-- begin --

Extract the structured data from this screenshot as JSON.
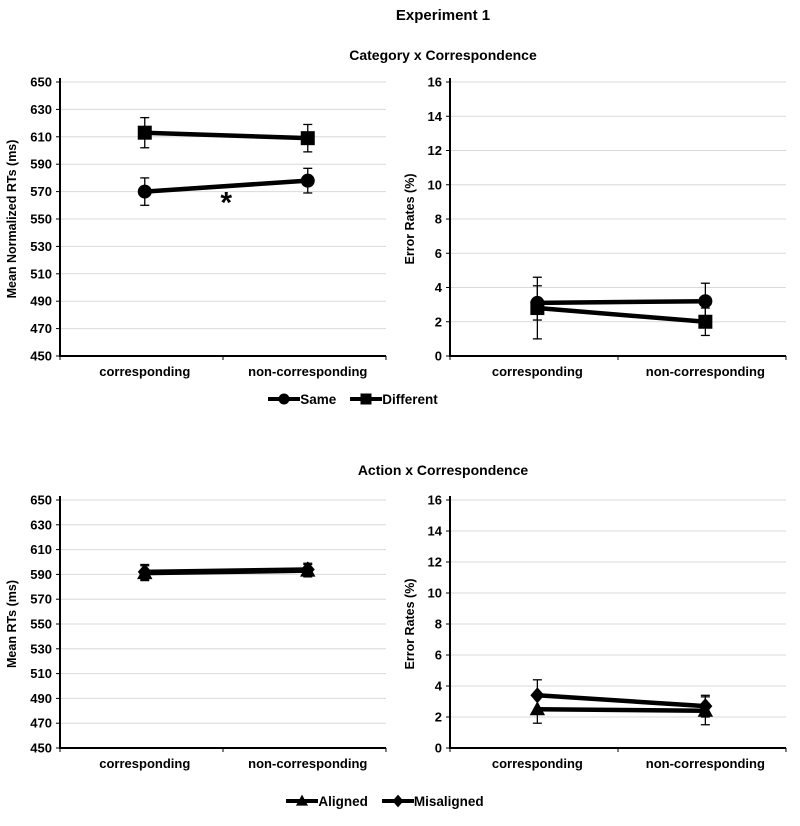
{
  "page": {
    "title": "Experiment 1"
  },
  "chart_data": [
    {
      "section_title": "Category x Correspondence",
      "legend": [
        {
          "label": "Same",
          "marker": "circle"
        },
        {
          "label": "Different",
          "marker": "square"
        }
      ],
      "panels": [
        {
          "type": "line",
          "ylabel": "Mean Normalized RTs (ms)",
          "ylim": [
            450,
            650
          ],
          "ystep": 20,
          "grid": true,
          "categories": [
            "corresponding",
            "non-corresponding"
          ],
          "series": [
            {
              "name": "Same",
              "marker": "circle",
              "values": [
                570,
                578
              ],
              "errors": [
                10,
                9
              ]
            },
            {
              "name": "Different",
              "marker": "square",
              "values": [
                613,
                609
              ],
              "errors": [
                11,
                10
              ]
            }
          ],
          "annotations": [
            {
              "text": "*",
              "x_frac": 0.5,
              "y": 562
            }
          ]
        },
        {
          "type": "line",
          "ylabel": "Error Rates (%)",
          "ylim": [
            0,
            16
          ],
          "ystep": 2,
          "grid": true,
          "categories": [
            "corresponding",
            "non-corresponding"
          ],
          "series": [
            {
              "name": "Same",
              "marker": "circle",
              "values": [
                3.1,
                3.2
              ],
              "errors": [
                1.0,
                1.05
              ]
            },
            {
              "name": "Different",
              "marker": "square",
              "values": [
                2.8,
                2.0
              ],
              "errors": [
                1.8,
                0.8
              ]
            }
          ],
          "annotations": []
        }
      ]
    },
    {
      "section_title": "Action x Correspondence",
      "legend": [
        {
          "label": "Aligned",
          "marker": "triangle"
        },
        {
          "label": "Misaligned",
          "marker": "diamond"
        }
      ],
      "panels": [
        {
          "type": "line",
          "ylabel": "Mean RTs (ms)",
          "ylim": [
            450,
            650
          ],
          "ystep": 20,
          "grid": true,
          "categories": [
            "corresponding",
            "non-corresponding"
          ],
          "series": [
            {
              "name": "Aligned",
              "marker": "triangle",
              "values": [
                591,
                593
              ],
              "errors": [
                6,
                5
              ]
            },
            {
              "name": "Misaligned",
              "marker": "diamond",
              "values": [
                592,
                594
              ],
              "errors": [
                6,
                5
              ]
            }
          ],
          "annotations": []
        },
        {
          "type": "line",
          "ylabel": "Error Rates (%)",
          "ylim": [
            0,
            16
          ],
          "ystep": 2,
          "grid": true,
          "categories": [
            "corresponding",
            "non-corresponding"
          ],
          "series": [
            {
              "name": "Aligned",
              "marker": "triangle",
              "values": [
                2.5,
                2.4
              ],
              "errors": [
                0.9,
                0.9
              ]
            },
            {
              "name": "Misaligned",
              "marker": "diamond",
              "values": [
                3.4,
                2.7
              ],
              "errors": [
                1.0,
                0.7
              ]
            }
          ],
          "annotations": []
        }
      ]
    }
  ]
}
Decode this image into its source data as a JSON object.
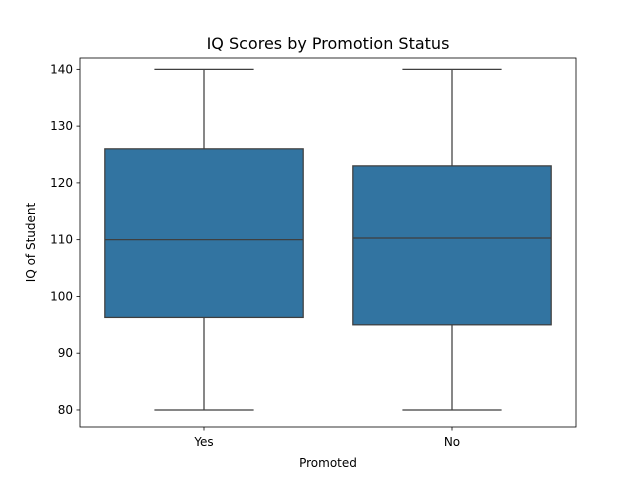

-- end --

WORK TO DO: Search the lines above for the string "JSON" and copy each line that has it.

TASK RESPONSE:
Extract the structured data from this screenshot as JSON.
Decode this image into its source data as a JSON object.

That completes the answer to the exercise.